# [Objective]
Using the data beneath, show every line that includes the word "their".

# [Data records]
>> Begin
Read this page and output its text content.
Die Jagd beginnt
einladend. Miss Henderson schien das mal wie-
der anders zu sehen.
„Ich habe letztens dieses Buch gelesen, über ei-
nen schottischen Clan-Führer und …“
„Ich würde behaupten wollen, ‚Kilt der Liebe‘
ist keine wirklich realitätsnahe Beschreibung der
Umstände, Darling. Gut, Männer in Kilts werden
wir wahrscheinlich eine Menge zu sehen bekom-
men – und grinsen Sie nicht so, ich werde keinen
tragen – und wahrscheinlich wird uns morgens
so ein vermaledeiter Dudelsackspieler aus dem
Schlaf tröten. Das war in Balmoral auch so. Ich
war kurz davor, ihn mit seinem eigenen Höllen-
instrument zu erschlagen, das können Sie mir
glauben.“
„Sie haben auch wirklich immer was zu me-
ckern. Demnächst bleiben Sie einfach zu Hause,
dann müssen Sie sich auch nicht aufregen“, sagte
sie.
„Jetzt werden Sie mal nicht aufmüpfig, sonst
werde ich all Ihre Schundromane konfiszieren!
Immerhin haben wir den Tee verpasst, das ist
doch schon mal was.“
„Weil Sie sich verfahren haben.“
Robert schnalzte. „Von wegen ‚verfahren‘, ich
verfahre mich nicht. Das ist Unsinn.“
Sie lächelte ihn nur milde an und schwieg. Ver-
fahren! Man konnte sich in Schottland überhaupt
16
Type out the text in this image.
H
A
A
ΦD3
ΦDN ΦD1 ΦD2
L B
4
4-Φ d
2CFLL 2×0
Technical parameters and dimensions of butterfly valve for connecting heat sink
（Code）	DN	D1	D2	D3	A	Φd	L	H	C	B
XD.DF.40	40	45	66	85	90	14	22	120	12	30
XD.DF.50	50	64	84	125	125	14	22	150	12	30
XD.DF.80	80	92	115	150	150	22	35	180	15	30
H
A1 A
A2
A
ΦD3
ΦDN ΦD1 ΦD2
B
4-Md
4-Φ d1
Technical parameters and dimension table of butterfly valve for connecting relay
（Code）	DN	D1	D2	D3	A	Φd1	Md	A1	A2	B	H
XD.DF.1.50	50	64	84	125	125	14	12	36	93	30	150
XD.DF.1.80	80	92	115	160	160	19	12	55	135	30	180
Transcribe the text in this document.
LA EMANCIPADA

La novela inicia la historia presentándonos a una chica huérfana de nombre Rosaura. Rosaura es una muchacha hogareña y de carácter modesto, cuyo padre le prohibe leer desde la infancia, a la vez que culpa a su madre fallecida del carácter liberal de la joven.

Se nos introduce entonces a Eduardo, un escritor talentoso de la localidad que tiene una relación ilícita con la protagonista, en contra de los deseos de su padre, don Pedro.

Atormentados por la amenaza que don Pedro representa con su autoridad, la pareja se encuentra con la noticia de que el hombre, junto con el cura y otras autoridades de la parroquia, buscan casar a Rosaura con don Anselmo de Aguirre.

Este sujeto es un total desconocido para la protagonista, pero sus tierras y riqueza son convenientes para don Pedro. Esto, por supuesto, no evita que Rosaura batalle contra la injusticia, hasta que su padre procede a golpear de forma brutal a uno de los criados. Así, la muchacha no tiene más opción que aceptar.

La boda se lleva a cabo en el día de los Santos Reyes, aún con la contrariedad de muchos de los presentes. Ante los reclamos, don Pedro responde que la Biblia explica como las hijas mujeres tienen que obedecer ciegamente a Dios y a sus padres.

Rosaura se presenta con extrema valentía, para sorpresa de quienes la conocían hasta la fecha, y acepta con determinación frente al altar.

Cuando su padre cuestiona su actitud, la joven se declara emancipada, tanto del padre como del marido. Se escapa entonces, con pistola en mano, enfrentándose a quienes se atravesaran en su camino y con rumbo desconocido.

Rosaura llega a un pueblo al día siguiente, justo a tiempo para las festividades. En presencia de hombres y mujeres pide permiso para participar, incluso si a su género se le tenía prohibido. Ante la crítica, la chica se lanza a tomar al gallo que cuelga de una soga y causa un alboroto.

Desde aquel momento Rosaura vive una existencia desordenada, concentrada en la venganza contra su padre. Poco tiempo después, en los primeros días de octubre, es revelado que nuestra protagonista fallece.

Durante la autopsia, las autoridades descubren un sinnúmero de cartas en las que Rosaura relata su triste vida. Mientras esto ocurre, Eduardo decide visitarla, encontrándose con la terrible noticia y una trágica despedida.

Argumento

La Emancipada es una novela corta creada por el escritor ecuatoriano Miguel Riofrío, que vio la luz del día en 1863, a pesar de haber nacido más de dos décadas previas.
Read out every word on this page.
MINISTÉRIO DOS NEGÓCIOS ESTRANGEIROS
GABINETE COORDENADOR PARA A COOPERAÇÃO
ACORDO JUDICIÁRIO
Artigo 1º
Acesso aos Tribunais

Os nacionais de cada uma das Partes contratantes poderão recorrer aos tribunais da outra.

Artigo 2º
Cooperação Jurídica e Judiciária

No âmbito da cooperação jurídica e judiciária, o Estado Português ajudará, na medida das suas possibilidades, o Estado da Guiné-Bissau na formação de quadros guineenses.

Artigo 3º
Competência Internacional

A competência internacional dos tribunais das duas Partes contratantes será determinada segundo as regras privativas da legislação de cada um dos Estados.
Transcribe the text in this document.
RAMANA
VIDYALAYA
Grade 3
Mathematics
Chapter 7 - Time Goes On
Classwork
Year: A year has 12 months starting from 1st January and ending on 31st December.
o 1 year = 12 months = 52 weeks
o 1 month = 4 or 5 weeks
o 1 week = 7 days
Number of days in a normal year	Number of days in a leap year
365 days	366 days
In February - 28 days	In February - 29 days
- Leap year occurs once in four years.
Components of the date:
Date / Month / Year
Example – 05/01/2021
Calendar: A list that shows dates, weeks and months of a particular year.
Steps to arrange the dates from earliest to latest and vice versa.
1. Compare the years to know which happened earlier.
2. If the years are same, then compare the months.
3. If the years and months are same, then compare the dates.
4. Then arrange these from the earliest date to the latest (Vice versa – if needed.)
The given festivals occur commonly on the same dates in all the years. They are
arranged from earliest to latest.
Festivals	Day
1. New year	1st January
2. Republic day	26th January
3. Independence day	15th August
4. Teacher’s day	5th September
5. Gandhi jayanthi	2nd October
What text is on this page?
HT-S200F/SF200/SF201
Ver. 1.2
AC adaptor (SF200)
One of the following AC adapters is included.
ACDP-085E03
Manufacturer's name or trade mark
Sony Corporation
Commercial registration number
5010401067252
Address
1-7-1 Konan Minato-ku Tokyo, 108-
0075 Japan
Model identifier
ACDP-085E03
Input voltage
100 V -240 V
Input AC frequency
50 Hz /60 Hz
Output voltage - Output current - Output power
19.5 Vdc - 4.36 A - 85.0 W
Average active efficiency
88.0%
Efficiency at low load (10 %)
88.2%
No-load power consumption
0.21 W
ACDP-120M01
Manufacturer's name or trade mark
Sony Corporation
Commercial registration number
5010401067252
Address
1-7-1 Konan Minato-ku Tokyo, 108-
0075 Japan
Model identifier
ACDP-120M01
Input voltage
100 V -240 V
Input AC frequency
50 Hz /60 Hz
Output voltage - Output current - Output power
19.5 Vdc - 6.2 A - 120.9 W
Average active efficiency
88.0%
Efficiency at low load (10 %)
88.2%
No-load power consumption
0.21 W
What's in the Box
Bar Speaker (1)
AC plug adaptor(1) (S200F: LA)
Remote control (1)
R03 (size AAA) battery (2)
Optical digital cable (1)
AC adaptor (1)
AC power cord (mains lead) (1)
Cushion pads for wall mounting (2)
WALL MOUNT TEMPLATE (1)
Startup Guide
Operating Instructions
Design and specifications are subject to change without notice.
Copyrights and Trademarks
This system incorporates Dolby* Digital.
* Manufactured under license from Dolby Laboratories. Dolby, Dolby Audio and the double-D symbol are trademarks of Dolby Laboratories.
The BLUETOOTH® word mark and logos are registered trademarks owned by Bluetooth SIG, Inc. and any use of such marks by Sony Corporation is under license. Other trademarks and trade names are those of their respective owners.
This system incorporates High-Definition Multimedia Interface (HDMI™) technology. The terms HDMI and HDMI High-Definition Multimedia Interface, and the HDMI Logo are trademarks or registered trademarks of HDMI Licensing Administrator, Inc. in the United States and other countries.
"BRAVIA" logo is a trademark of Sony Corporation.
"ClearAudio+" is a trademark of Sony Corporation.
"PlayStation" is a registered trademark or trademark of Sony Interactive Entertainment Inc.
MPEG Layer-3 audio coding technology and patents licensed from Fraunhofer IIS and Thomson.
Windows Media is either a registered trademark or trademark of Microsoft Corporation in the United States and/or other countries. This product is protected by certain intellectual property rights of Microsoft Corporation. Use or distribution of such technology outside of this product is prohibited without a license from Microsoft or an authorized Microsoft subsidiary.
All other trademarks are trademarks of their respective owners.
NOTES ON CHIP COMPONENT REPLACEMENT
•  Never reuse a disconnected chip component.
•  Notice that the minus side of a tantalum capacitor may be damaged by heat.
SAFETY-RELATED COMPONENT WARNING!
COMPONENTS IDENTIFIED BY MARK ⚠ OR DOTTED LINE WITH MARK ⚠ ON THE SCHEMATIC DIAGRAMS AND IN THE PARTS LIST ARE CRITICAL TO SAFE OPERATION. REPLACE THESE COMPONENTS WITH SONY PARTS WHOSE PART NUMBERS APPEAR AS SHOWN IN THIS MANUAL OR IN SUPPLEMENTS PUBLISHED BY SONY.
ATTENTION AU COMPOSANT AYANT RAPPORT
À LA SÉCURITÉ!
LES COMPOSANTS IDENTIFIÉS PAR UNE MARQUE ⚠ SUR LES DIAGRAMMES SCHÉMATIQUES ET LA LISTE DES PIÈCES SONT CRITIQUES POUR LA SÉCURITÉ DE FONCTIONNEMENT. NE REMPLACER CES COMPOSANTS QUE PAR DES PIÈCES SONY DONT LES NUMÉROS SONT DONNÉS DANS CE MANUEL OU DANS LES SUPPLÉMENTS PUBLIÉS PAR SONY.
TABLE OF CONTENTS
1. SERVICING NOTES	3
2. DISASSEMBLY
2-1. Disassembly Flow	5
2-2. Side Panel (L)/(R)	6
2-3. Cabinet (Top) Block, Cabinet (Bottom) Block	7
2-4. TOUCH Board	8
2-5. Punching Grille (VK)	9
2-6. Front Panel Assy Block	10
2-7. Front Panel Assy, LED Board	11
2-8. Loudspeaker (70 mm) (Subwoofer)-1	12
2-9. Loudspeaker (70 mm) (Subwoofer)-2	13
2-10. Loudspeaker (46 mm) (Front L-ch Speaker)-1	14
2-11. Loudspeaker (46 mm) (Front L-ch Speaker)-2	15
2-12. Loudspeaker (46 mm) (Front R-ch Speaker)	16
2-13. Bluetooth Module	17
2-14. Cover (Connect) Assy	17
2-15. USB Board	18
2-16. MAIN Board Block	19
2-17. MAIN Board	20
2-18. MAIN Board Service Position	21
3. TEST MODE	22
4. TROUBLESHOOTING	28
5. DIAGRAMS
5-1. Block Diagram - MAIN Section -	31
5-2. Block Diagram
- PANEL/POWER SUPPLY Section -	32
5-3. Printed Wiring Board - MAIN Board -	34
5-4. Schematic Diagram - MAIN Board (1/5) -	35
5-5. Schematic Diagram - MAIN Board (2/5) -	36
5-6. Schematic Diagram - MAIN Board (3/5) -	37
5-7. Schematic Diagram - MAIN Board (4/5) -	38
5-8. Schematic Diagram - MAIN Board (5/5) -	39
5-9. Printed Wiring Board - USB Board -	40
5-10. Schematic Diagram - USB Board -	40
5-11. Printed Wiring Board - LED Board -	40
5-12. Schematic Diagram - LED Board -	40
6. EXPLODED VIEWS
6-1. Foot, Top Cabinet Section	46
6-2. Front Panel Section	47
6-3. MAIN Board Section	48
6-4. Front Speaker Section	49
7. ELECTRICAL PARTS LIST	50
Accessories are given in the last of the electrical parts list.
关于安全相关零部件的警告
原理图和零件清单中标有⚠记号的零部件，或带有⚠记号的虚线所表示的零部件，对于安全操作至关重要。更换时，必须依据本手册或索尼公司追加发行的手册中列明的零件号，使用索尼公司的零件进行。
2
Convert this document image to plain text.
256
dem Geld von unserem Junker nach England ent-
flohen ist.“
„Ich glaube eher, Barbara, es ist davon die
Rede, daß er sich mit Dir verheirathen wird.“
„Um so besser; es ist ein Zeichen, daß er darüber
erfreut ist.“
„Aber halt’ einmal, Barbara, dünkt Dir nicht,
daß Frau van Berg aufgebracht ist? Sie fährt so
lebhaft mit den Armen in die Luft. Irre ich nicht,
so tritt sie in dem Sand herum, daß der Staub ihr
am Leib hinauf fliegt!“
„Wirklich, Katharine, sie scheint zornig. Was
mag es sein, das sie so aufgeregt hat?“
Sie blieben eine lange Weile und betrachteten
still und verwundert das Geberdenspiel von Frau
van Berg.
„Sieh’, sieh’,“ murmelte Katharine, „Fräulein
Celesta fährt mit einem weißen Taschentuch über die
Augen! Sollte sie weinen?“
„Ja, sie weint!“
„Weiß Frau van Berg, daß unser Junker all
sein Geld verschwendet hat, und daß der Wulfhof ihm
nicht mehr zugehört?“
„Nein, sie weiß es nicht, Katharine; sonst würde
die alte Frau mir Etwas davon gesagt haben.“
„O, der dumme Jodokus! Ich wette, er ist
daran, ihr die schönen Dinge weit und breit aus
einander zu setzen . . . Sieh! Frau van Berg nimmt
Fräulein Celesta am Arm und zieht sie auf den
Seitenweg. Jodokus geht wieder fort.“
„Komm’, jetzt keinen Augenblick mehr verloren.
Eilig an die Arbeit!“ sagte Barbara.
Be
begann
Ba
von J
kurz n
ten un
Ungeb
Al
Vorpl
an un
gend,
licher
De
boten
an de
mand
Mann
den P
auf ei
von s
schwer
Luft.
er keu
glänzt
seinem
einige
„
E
>> End
# [Reply to the task]
The BLUETOOTH® word mark and logos are registered trademarks owned by Bluetooth SIG, Inc. and any use of such marks by Sony Corporation is under license. Other trademarks and trade names are those of their respective owners.
All other trademarks are trademarks of their respective owners.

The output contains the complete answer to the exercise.